WHAT NEEDS TO BE DONE — Restate the listing below exactly, images excluded.

START RECORDED INFORMATION

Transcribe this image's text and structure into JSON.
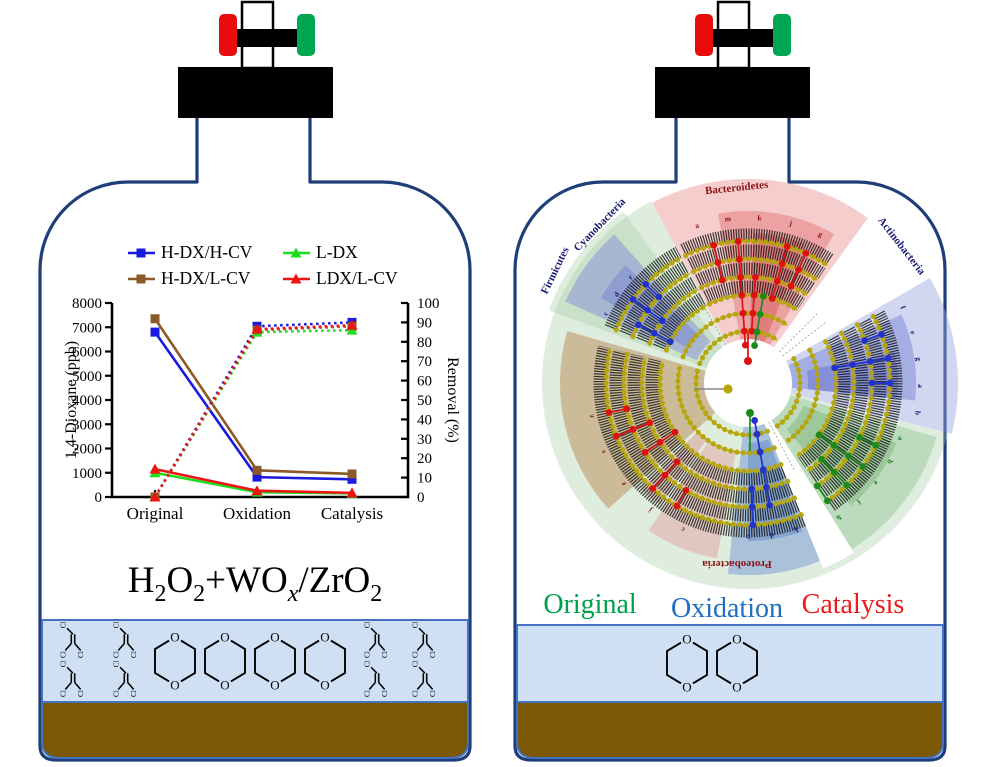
{
  "chart_data": {
    "type": "line",
    "title": "",
    "categories": [
      "Original",
      "Oxidation",
      "Catalysis"
    ],
    "left_axis": {
      "label": "1,4-Dioxane (ppb)",
      "min": 0,
      "max": 8000,
      "step": 1000
    },
    "right_axis": {
      "label": "Removal (%)",
      "min": 0,
      "max": 100,
      "step": 10
    },
    "series": [
      {
        "name": "H-DX/H-CV",
        "color": "#1a1ae0",
        "marker": "square",
        "axis": "left",
        "style": "solid",
        "values": [
          6800,
          820,
          730
        ]
      },
      {
        "name": "H-DX/L-CV",
        "color": "#8c5a28",
        "marker": "square",
        "axis": "left",
        "style": "solid",
        "values": [
          7350,
          1100,
          950
        ]
      },
      {
        "name": "L-DX",
        "color": "#1ddd1d",
        "marker": "triangle",
        "axis": "left",
        "style": "solid",
        "values": [
          1000,
          200,
          150
        ]
      },
      {
        "name": "LDX/L-CV",
        "color": "#ee1414",
        "marker": "triangle",
        "axis": "left",
        "style": "solid",
        "values": [
          1150,
          260,
          170
        ]
      },
      {
        "name": "H-DX/H-CV removal",
        "color": "#1a1ae0",
        "marker": "square",
        "axis": "right",
        "style": "dotted",
        "values": [
          0,
          88,
          90
        ]
      },
      {
        "name": "H-DX/L-CV removal",
        "color": "#8c5a28",
        "marker": "square",
        "axis": "right",
        "style": "dotted",
        "values": [
          0,
          86,
          88
        ]
      },
      {
        "name": "L-DX removal",
        "color": "#1ddd1d",
        "marker": "triangle",
        "axis": "right",
        "style": "dotted",
        "values": [
          0,
          85,
          86
        ]
      },
      {
        "name": "LDX/L-CV removal",
        "color": "#ee1414",
        "marker": "triangle",
        "axis": "right",
        "style": "dotted",
        "values": [
          0,
          86.5,
          88.5
        ]
      }
    ],
    "legend_order": [
      0,
      2,
      1,
      3
    ],
    "legend_position": "top"
  },
  "left_bottle": {
    "formula_parts": {
      "f1": "H",
      "f1s": "2",
      "f2": "O",
      "f2s": "2",
      "f3": "+WO",
      "f3s": "x",
      "f4": "/ZrO",
      "f4s": "2"
    },
    "molecules": {
      "oxygen": "O",
      "chlorine": "Cl",
      "dioxane_count": 4,
      "chlorinated_count": 8
    }
  },
  "right_bottle": {
    "cladogram": {
      "phyla": [
        {
          "label": "Bacteroidetes",
          "color": "#8b1515"
        },
        {
          "label": "Actinobacteria",
          "color": "#1a1a70"
        },
        {
          "label": "Cyanobacteria",
          "color": "#1a1a70"
        },
        {
          "label": "Firmicutes",
          "color": "#1a1a70"
        },
        {
          "label": "Proteobacteria",
          "color": "#8b1515"
        }
      ],
      "node_colors": {
        "original": "#1e8a1e",
        "oxidation": "#2233cc",
        "catalysis": "#dd1111",
        "backbone": "#b5a50a"
      },
      "node_letters": [
        {
          "chars": [
            "a",
            "m",
            "k",
            "j",
            "g"
          ],
          "b0": -18,
          "b1": 26,
          "r": 163,
          "color": "#8b1515"
        },
        {
          "chars": [
            "f",
            "e",
            "g",
            "a",
            "b"
          ],
          "b0": 64,
          "b1": 100,
          "r": 170,
          "color": "#1a1a70"
        },
        {
          "chars": [
            "a",
            "b",
            "e",
            "f",
            "h"
          ],
          "b0": 110,
          "b1": 146,
          "r": 160,
          "color": "#1e7a1e"
        },
        {
          "chars": [
            "k",
            "d",
            "p"
          ],
          "b0": 162,
          "b1": 180,
          "r": 152,
          "color": "#1a1a70"
        },
        {
          "chars": [
            "c",
            "j",
            "e",
            "s",
            "z"
          ],
          "b0": 204,
          "b1": 258,
          "r": 158,
          "color": "#8b1515"
        },
        {
          "chars": [
            "c",
            "d",
            "r"
          ],
          "b0": 296,
          "b1": 312,
          "r": 156,
          "color": "#1a1a70"
        }
      ]
    },
    "legend": [
      {
        "label": "Original",
        "color": "#00a14b"
      },
      {
        "label": "Oxidation",
        "color": "#1f6fc0"
      },
      {
        "label": "Catalysis",
        "color": "#f01818"
      }
    ],
    "molecules": {
      "oxygen": "O",
      "dioxane_count": 2
    }
  },
  "apparatus_colors": {
    "valve_red": "#e80c0c",
    "valve_green": "#00a651",
    "cap": "#000000",
    "bottle_outline": "#1f3e78",
    "liquid": "#cfe0f5",
    "liquid_border": "#4472c4",
    "sediment": "#7b5804"
  }
}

END RECORDED INFORMATION

PROBLEM SOLUTION —
Transcribe this image's text and structure into JSON.
{
  "chart_data": {
    "type": "line",
    "title": "",
    "categories": [
      "Original",
      "Oxidation",
      "Catalysis"
    ],
    "left_axis": {
      "label": "1,4-Dioxane (ppb)",
      "min": 0,
      "max": 8000,
      "step": 1000
    },
    "right_axis": {
      "label": "Removal (%)",
      "min": 0,
      "max": 100,
      "step": 10
    },
    "series": [
      {
        "name": "H-DX/H-CV",
        "color": "#1a1ae0",
        "marker": "square",
        "axis": "left",
        "style": "solid",
        "values": [
          6800,
          820,
          730
        ]
      },
      {
        "name": "H-DX/L-CV",
        "color": "#8c5a28",
        "marker": "square",
        "axis": "left",
        "style": "solid",
        "values": [
          7350,
          1100,
          950
        ]
      },
      {
        "name": "L-DX",
        "color": "#1ddd1d",
        "marker": "triangle",
        "axis": "left",
        "style": "solid",
        "values": [
          1000,
          200,
          150
        ]
      },
      {
        "name": "LDX/L-CV",
        "color": "#ee1414",
        "marker": "triangle",
        "axis": "left",
        "style": "solid",
        "values": [
          1150,
          260,
          170
        ]
      },
      {
        "name": "H-DX/H-CV removal",
        "color": "#1a1ae0",
        "marker": "square",
        "axis": "right",
        "style": "dotted",
        "values": [
          0,
          88,
          90
        ]
      },
      {
        "name": "H-DX/L-CV removal",
        "color": "#8c5a28",
        "marker": "square",
        "axis": "right",
        "style": "dotted",
        "values": [
          0,
          86,
          88
        ]
      },
      {
        "name": "L-DX removal",
        "color": "#1ddd1d",
        "marker": "triangle",
        "axis": "right",
        "style": "dotted",
        "values": [
          0,
          85,
          86
        ]
      },
      {
        "name": "LDX/L-CV removal",
        "color": "#ee1414",
        "marker": "triangle",
        "axis": "right",
        "style": "dotted",
        "values": [
          0,
          86.5,
          88.5
        ]
      }
    ],
    "legend_order": [
      0,
      2,
      1,
      3
    ],
    "legend_position": "top"
  },
  "left_bottle": {
    "formula_parts": {
      "f1": "H",
      "f1s": "2",
      "f2": "O",
      "f2s": "2",
      "f3": "+WO",
      "f3s": "x",
      "f4": "/ZrO",
      "f4s": "2"
    },
    "molecules": {
      "oxygen": "O",
      "chlorine": "Cl",
      "dioxane_count": 4,
      "chlorinated_count": 8
    }
  },
  "right_bottle": {
    "cladogram": {
      "phyla": [
        {
          "label": "Bacteroidetes",
          "color": "#8b1515"
        },
        {
          "label": "Actinobacteria",
          "color": "#1a1a70"
        },
        {
          "label": "Cyanobacteria",
          "color": "#1a1a70"
        },
        {
          "label": "Firmicutes",
          "color": "#1a1a70"
        },
        {
          "label": "Proteobacteria",
          "color": "#8b1515"
        }
      ],
      "node_colors": {
        "original": "#1e8a1e",
        "oxidation": "#2233cc",
        "catalysis": "#dd1111",
        "backbone": "#b5a50a"
      },
      "node_letters": [
        {
          "chars": [
            "a",
            "m",
            "k",
            "j",
            "g"
          ],
          "b0": -18,
          "b1": 26,
          "r": 163,
          "color": "#8b1515"
        },
        {
          "chars": [
            "f",
            "e",
            "g",
            "a",
            "b"
          ],
          "b0": 64,
          "b1": 100,
          "r": 170,
          "color": "#1a1a70"
        },
        {
          "chars": [
            "a",
            "b",
            "e",
            "f",
            "h"
          ],
          "b0": 110,
          "b1": 146,
          "r": 160,
          "color": "#1e7a1e"
        },
        {
          "chars": [
            "k",
            "d",
            "p"
          ],
          "b0": 162,
          "b1": 180,
          "r": 152,
          "color": "#1a1a70"
        },
        {
          "chars": [
            "c",
            "j",
            "e",
            "s",
            "z"
          ],
          "b0": 204,
          "b1": 258,
          "r": 158,
          "color": "#8b1515"
        },
        {
          "chars": [
            "c",
            "d",
            "r"
          ],
          "b0": 296,
          "b1": 312,
          "r": 156,
          "color": "#1a1a70"
        }
      ]
    },
    "legend": [
      {
        "label": "Original",
        "color": "#00a14b"
      },
      {
        "label": "Oxidation",
        "color": "#1f6fc0"
      },
      {
        "label": "Catalysis",
        "color": "#f01818"
      }
    ],
    "molecules": {
      "oxygen": "O",
      "dioxane_count": 2
    }
  },
  "apparatus_colors": {
    "valve_red": "#e80c0c",
    "valve_green": "#00a651",
    "cap": "#000000",
    "bottle_outline": "#1f3e78",
    "liquid": "#cfe0f5",
    "liquid_border": "#4472c4",
    "sediment": "#7b5804"
  }
}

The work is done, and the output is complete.